Work to complete:
Give the material again in full, matching it exactly.

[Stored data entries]
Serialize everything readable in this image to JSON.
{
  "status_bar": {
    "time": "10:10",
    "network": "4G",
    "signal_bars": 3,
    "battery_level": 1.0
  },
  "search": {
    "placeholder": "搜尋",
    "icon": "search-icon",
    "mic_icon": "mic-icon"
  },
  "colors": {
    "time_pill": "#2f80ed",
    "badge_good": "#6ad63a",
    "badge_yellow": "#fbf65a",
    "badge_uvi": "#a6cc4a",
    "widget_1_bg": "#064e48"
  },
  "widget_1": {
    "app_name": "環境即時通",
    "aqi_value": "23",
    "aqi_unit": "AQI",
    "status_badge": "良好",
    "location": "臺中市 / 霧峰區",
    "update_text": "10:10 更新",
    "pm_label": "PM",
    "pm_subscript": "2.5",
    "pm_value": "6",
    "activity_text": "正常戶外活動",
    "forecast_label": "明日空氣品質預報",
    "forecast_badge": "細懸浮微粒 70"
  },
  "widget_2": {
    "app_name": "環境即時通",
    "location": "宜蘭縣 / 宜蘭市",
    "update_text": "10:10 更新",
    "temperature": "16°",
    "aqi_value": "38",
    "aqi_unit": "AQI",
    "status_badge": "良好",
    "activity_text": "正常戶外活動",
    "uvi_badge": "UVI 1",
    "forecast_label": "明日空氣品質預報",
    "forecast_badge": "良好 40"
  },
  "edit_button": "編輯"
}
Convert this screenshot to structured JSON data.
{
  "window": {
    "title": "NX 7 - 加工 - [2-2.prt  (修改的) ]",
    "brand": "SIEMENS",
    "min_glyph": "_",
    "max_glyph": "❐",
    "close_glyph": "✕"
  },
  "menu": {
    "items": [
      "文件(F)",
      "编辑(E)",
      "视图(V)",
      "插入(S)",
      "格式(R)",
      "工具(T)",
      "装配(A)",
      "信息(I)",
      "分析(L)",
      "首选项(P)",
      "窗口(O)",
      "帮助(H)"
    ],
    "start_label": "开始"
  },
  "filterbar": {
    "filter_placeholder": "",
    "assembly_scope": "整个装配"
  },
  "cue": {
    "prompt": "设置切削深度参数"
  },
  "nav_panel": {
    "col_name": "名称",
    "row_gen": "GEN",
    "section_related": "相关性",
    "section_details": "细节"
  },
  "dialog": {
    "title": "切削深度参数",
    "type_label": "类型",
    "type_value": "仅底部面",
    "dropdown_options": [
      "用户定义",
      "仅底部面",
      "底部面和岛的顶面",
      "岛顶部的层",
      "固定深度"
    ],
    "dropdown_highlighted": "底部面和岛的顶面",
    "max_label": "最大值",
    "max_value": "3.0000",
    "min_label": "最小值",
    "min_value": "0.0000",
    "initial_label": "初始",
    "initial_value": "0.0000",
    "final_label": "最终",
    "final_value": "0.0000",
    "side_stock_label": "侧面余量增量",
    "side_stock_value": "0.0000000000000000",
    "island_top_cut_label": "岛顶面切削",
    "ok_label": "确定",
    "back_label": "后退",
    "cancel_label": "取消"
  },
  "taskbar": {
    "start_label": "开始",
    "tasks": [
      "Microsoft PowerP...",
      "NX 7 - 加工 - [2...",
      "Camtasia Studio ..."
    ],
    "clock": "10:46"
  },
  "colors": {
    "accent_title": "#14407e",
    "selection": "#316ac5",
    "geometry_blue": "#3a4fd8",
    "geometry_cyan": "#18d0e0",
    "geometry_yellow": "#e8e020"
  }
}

Exercise answer:
Serialize everything readable in this image to JSON.
{
  "status_bar": {
    "time": "10:10",
    "network": "4G",
    "signal_bars": 3,
    "battery_level": 1.0
  },
  "search": {
    "placeholder": "搜尋",
    "icon": "search-icon",
    "mic_icon": "mic-icon"
  },
  "colors": {
    "time_pill": "#2f80ed",
    "badge_good": "#6ad63a",
    "badge_yellow": "#fbf65a",
    "badge_uvi": "#a6cc4a",
    "widget_1_bg": "#064e48"
  },
  "widget_1": {
    "app_name": "環境即時通",
    "aqi_value": "23",
    "aqi_unit": "AQI",
    "status_badge": "良好",
    "location": "臺中市 / 霧峰區",
    "update_text": "10:10 更新",
    "pm_label": "PM",
    "pm_subscript": "2.5",
    "pm_value": "6",
    "activity_text": "正常戶外活動",
    "forecast_label": "明日空氣品質預報",
    "forecast_badge": "細懸浮微粒 70"
  },
  "widget_2": {
    "app_name": "環境即時通",
    "location": "宜蘭縣 / 宜蘭市",
    "update_text": "10:10 更新",
    "temperature": "16°",
    "aqi_value": "38",
    "aqi_unit": "AQI",
    "status_badge": "良好",
    "activity_text": "正常戶外活動",
    "uvi_badge": "UVI 1",
    "forecast_label": "明日空氣品質預報",
    "forecast_badge": "良好 40"
  },
  "edit_button": "編輯"
}
Convert this screenshot to structured JSON data.
{
  "window": {
    "title": "NX 7 - 加工 - [2-2.prt  (修改的) ]",
    "brand": "SIEMENS",
    "min_glyph": "_",
    "max_glyph": "❐",
    "close_glyph": "✕"
  },
  "menu": {
    "items": [
      "文件(F)",
      "编辑(E)",
      "视图(V)",
      "插入(S)",
      "格式(R)",
      "工具(T)",
      "装配(A)",
      "信息(I)",
      "分析(L)",
      "首选项(P)",
      "窗口(O)",
      "帮助(H)"
    ],
    "start_label": "开始"
  },
  "filterbar": {
    "filter_placeholder": "",
    "assembly_scope": "整个装配"
  },
  "cue": {
    "prompt": "设置切削深度参数"
  },
  "nav_panel": {
    "col_name": "名称",
    "row_gen": "GEN",
    "section_related": "相关性",
    "section_details": "细节"
  },
  "dialog": {
    "title": "切削深度参数",
    "type_label": "类型",
    "type_value": "仅底部面",
    "dropdown_options": [
      "用户定义",
      "仅底部面",
      "底部面和岛的顶面",
      "岛顶部的层",
      "固定深度"
    ],
    "dropdown_highlighted": "底部面和岛的顶面",
    "max_label": "最大值",
    "max_value": "3.0000",
    "min_label": "最小值",
    "min_value": "0.0000",
    "initial_label": "初始",
    "initial_value": "0.0000",
    "final_label": "最终",
    "final_value": "0.0000",
    "side_stock_label": "侧面余量增量",
    "side_stock_value": "0.0000000000000000",
    "island_top_cut_label": "岛顶面切削",
    "ok_label": "确定",
    "back_label": "后退",
    "cancel_label": "取消"
  },
  "taskbar": {
    "start_label": "开始",
    "tasks": [
      "Microsoft PowerP...",
      "NX 7 - 加工 - [2...",
      "Camtasia Studio ..."
    ],
    "clock": "10:46"
  },
  "colors": {
    "accent_title": "#14407e",
    "selection": "#316ac5",
    "geometry_blue": "#3a4fd8",
    "geometry_cyan": "#18d0e0",
    "geometry_yellow": "#e8e020"
  }
}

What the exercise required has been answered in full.